◆ TO BE DONE:
Only the lines holding the string "chevron" are needed. Copy each one.

◆ DATA IN THIS EXERCISE:
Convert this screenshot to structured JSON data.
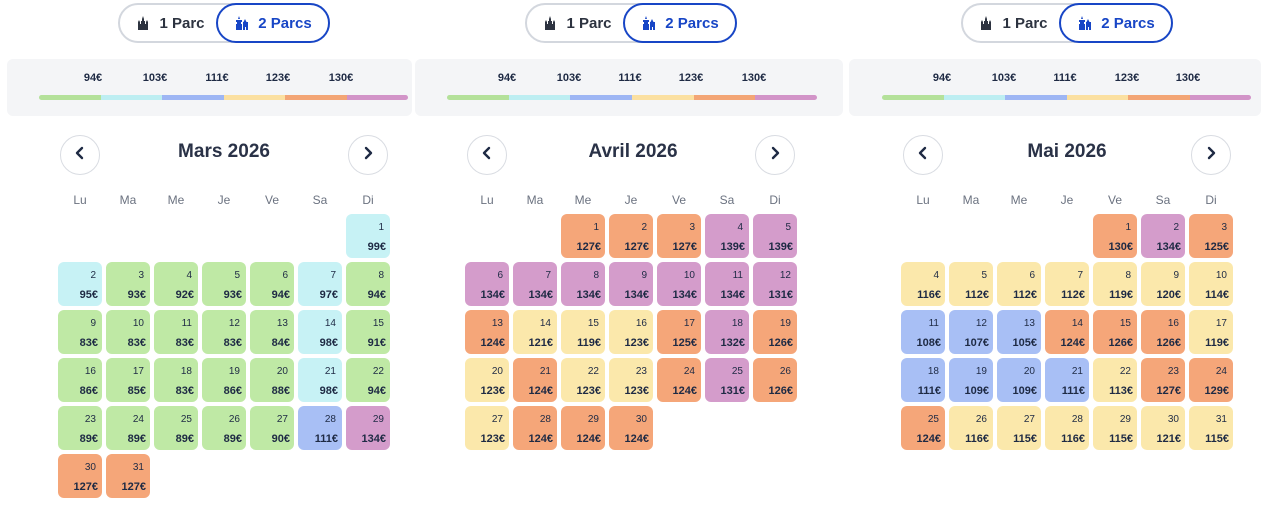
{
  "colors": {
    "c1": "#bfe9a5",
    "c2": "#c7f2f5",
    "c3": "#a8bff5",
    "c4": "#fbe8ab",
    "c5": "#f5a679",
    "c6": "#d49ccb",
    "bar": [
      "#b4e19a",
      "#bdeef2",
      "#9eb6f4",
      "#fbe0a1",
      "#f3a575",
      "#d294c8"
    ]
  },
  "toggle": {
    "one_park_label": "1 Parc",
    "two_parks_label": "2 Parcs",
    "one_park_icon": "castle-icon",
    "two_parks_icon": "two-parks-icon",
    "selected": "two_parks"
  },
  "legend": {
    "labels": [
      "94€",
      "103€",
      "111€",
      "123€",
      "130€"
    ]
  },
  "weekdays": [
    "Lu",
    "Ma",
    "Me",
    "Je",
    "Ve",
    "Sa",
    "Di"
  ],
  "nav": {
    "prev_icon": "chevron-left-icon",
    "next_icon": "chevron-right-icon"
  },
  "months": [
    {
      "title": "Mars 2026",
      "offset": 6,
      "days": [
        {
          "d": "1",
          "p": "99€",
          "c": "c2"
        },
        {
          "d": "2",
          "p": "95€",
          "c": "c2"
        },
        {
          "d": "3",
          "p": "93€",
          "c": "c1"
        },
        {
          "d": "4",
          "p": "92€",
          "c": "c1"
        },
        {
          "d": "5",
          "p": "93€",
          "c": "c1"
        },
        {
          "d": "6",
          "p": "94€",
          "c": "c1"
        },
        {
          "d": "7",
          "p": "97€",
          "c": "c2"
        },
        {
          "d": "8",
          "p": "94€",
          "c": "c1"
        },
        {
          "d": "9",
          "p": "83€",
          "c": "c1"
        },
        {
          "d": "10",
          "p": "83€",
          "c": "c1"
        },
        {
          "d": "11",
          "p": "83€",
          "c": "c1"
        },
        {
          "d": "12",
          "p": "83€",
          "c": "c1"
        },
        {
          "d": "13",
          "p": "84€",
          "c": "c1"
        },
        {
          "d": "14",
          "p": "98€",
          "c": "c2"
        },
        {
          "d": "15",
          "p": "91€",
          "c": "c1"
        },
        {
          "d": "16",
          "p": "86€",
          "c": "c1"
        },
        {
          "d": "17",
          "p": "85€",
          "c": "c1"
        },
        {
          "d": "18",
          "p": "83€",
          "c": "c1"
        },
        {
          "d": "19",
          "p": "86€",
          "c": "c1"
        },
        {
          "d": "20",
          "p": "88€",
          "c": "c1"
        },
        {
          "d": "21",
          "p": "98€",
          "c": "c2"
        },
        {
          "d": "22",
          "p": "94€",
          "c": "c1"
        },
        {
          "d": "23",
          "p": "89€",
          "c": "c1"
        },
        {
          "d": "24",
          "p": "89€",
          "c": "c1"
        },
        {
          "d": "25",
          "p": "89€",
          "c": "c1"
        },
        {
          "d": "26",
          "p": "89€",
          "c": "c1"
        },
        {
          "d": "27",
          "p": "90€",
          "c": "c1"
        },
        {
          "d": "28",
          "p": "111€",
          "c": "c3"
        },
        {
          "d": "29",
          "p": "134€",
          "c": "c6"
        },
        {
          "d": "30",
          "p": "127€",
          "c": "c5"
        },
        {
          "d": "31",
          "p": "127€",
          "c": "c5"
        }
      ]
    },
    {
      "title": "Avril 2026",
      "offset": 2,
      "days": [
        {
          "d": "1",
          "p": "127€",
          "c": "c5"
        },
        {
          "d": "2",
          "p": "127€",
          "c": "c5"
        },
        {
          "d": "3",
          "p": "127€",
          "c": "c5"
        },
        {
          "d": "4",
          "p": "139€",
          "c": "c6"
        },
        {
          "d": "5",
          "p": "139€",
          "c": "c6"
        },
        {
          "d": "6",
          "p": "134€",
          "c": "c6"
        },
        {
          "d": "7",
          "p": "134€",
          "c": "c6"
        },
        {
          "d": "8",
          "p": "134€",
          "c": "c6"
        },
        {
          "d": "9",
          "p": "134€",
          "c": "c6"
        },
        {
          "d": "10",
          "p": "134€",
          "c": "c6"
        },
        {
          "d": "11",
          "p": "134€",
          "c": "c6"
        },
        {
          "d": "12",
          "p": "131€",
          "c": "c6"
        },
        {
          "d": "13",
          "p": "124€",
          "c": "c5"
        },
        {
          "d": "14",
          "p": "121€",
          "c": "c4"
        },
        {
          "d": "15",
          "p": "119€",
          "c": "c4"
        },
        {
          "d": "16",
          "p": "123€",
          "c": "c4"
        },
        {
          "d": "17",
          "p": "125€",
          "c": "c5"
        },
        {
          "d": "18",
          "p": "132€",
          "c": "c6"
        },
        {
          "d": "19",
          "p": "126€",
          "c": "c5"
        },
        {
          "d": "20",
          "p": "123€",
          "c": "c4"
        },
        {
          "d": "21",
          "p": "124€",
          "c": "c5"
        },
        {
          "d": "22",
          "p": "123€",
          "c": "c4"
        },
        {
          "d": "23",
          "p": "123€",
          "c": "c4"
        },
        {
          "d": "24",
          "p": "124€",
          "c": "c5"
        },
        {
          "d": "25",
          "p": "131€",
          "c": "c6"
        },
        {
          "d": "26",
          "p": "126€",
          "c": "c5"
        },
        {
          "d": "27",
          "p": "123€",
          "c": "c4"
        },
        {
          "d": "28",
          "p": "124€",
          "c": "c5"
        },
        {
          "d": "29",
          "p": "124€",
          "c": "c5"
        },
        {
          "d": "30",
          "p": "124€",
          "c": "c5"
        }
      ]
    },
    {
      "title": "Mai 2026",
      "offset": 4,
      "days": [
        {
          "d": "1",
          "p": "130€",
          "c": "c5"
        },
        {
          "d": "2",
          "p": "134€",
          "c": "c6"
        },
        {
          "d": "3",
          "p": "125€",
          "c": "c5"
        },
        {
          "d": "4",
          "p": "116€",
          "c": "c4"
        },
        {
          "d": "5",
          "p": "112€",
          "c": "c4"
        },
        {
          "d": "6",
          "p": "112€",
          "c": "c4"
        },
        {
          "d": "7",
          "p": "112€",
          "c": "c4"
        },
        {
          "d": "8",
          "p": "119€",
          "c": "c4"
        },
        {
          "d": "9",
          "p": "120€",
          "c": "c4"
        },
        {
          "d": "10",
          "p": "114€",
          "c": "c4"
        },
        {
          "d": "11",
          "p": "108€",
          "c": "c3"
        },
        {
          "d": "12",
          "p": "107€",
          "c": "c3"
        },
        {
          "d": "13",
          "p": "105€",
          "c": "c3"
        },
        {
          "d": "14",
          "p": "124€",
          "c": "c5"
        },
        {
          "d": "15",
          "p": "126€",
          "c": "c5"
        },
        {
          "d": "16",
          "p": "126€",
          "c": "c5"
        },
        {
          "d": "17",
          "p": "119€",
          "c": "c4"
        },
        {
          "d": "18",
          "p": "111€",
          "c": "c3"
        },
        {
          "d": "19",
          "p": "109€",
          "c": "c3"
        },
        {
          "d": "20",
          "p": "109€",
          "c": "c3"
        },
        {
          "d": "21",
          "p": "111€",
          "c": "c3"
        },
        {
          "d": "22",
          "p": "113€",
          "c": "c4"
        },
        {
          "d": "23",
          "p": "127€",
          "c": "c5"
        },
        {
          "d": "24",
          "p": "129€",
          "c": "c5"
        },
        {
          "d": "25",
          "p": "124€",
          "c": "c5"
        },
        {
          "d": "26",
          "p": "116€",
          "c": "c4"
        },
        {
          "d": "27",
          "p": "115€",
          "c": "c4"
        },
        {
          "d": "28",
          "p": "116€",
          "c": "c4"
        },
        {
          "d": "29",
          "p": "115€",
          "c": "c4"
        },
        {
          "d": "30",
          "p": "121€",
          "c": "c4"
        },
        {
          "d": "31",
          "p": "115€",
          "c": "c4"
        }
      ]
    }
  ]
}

◆ ANSWER TO THIS PROBLEM:
    "prev_icon": "chevron-left-icon",
    "next_icon": "chevron-right-icon"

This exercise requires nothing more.